Gather every line that includes the word "text", please.

▶ **Data for the task**
★ ★ ★
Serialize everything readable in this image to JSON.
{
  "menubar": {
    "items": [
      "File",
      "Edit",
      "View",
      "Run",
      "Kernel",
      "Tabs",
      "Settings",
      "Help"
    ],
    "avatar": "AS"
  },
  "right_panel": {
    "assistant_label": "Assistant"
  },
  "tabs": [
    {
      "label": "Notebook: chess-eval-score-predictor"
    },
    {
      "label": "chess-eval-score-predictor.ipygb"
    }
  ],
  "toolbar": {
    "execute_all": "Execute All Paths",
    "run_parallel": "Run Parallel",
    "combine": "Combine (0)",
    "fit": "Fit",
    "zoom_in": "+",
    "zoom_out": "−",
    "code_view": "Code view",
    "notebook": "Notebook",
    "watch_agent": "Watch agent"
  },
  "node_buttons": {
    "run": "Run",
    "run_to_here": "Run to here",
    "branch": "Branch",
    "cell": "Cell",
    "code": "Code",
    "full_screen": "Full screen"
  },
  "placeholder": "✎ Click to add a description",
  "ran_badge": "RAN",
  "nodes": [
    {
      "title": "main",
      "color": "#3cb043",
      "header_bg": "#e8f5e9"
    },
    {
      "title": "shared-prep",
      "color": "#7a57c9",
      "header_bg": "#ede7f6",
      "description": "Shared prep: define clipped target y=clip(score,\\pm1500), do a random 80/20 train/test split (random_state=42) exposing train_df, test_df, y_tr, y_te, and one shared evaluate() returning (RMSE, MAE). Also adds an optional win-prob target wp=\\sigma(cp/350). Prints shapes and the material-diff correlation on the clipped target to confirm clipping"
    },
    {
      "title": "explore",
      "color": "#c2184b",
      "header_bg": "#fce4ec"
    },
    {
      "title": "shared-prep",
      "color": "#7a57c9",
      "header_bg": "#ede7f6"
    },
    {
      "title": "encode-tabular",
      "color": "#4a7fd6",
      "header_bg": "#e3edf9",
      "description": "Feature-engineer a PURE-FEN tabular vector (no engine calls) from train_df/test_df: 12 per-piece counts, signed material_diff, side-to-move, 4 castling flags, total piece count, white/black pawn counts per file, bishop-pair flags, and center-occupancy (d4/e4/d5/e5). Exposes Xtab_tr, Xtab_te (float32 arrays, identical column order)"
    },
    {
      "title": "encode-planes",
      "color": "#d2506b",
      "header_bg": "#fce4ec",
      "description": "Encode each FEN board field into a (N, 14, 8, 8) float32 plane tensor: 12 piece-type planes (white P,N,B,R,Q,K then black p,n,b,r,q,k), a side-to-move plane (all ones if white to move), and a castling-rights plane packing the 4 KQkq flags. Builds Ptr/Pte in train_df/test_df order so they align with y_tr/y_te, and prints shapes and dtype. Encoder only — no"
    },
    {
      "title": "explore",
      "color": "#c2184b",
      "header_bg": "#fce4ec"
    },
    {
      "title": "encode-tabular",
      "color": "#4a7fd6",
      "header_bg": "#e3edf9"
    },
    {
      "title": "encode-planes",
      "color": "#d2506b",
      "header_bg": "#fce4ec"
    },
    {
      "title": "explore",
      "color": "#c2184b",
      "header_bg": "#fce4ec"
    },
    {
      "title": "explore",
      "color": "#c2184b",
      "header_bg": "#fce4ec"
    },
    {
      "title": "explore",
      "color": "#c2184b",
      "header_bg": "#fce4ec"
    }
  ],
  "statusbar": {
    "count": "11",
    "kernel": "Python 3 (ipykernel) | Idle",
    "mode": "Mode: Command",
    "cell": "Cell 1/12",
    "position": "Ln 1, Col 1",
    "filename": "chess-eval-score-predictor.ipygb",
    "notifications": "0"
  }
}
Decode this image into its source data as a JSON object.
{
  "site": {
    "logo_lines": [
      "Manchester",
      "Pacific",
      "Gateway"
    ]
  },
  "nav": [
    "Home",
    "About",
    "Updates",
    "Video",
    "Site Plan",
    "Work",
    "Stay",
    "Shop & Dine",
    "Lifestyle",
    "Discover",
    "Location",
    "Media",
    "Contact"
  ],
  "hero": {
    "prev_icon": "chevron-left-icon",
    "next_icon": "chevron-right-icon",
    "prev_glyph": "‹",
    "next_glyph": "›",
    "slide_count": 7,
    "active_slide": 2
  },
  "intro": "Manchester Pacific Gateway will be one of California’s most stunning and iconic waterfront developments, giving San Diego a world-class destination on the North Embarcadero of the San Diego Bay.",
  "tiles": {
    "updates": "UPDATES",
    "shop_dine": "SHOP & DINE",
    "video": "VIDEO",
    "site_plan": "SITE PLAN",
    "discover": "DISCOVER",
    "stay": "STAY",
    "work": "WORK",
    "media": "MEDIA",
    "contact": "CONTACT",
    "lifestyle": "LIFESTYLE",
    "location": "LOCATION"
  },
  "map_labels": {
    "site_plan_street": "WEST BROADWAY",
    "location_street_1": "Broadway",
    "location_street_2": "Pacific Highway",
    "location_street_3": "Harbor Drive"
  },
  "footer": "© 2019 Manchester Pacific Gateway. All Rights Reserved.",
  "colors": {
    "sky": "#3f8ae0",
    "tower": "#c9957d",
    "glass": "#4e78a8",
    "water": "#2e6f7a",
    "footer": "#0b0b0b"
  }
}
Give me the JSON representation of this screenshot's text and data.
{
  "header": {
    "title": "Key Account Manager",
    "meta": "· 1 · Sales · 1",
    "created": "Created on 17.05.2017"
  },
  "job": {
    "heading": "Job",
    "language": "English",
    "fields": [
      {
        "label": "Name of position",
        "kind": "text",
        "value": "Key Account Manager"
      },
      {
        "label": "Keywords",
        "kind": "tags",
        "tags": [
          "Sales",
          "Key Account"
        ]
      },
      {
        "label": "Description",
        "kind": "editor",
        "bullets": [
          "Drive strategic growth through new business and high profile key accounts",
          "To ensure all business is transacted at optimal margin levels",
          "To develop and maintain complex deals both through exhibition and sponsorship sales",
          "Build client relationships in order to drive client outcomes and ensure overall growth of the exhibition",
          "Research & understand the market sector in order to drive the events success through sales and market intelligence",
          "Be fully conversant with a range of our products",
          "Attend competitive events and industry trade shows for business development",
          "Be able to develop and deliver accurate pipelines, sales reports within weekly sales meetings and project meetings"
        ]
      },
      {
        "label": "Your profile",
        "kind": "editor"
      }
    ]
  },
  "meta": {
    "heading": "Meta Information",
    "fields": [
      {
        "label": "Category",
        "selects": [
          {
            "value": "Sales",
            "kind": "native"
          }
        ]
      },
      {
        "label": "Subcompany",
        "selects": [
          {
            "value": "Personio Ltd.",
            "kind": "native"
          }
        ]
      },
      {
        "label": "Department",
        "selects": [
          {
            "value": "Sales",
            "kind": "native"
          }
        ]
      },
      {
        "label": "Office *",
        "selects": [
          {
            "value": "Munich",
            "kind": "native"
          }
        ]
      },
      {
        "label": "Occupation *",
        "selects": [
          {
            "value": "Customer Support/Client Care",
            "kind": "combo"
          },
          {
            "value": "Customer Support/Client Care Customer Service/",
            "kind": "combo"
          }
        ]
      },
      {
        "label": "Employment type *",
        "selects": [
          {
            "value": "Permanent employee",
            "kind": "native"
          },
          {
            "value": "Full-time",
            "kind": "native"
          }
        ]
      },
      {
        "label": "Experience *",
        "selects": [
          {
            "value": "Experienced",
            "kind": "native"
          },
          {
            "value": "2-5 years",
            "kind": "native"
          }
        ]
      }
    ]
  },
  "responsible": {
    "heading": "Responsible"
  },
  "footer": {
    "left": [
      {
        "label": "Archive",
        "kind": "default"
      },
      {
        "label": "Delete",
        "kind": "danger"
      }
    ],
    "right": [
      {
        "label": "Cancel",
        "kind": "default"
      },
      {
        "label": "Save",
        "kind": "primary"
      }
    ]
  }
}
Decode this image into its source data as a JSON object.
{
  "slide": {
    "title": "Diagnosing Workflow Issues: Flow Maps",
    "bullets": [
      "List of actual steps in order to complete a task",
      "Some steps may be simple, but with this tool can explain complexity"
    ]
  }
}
★ ★ ★
▶ **Final result**
Give me the JSON representation of this screenshot's text and data.
        "kind": "text",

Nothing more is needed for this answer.